* [GIVEN INSTRUCTION]
Without further comment, state how many lines in the listing below contain the word "Pangea".

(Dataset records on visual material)

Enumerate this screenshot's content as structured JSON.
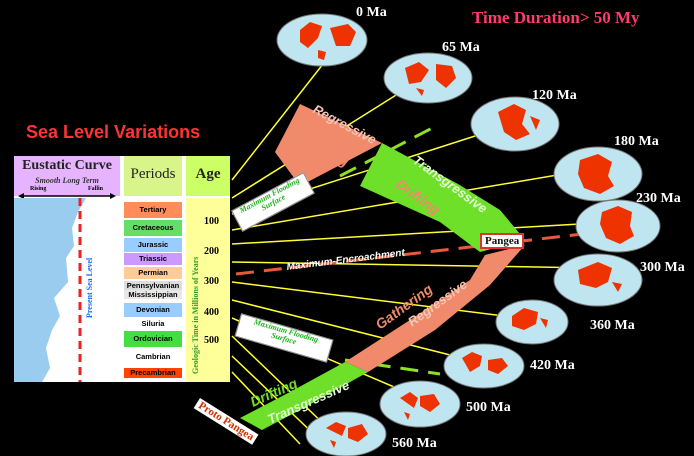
{
  "header": {
    "title": "Time Duration> 50 My"
  },
  "sea_level": {
    "title": "Sea Level Variations"
  },
  "eustatic": {
    "title": "Eustatic Curve",
    "subtitle": "Smooth Long Term",
    "rising": "Rising",
    "falling": "Fallin",
    "axis_label": "Present Sea Level"
  },
  "periods": {
    "title": "Periods",
    "items": [
      {
        "name": "Tertiary",
        "color": "#ff8c5a"
      },
      {
        "name": "Cretaceous",
        "color": "#66dd66"
      },
      {
        "name": "Jurassic",
        "color": "#99ccff"
      },
      {
        "name": "Triassic",
        "color": "#cc99ff"
      },
      {
        "name": "Permian",
        "color": "#ffcc99"
      },
      {
        "name": "Pennsylvanian",
        "color": "#dddddd"
      },
      {
        "name": "Mississippian",
        "color": "#e8e8e8"
      },
      {
        "name": "Devonian",
        "color": "#99ccff"
      },
      {
        "name": "Siluria",
        "color": "#ffffff"
      },
      {
        "name": "Ordovician",
        "color": "#44dd44"
      },
      {
        "name": "Cambrian",
        "color": "#ffffff"
      },
      {
        "name": "Precambrian",
        "color": "#ff4400"
      }
    ]
  },
  "age": {
    "title": "Age",
    "axis_label": "Geologic Time in Millions of Years",
    "values": [
      "100",
      "200",
      "300",
      "400",
      "500"
    ]
  },
  "paleomaps": [
    "0 Ma",
    "65 Ma",
    "120 Ma",
    "180 Ma",
    "230 Ma",
    "300 Ma",
    "360 Ma",
    "420 Ma",
    "500 Ma",
    "560 Ma"
  ],
  "cycle": {
    "regressive": "Regressive",
    "transgressive": "Transgressive",
    "gathering": "Gathering",
    "drifting": "Drifting",
    "max_encroachment": "Maximum-Encroachment",
    "max_flooding": "Maximum Flooding Surface",
    "pangea": "Pangea",
    "proto_pangea": "Proto Pangea"
  },
  "colors": {
    "regressive": "#f08a6a",
    "transgressive": "#5ed62a",
    "title_red": "#ff3b6b"
  }
}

* [EXPECTED ANSWER]
2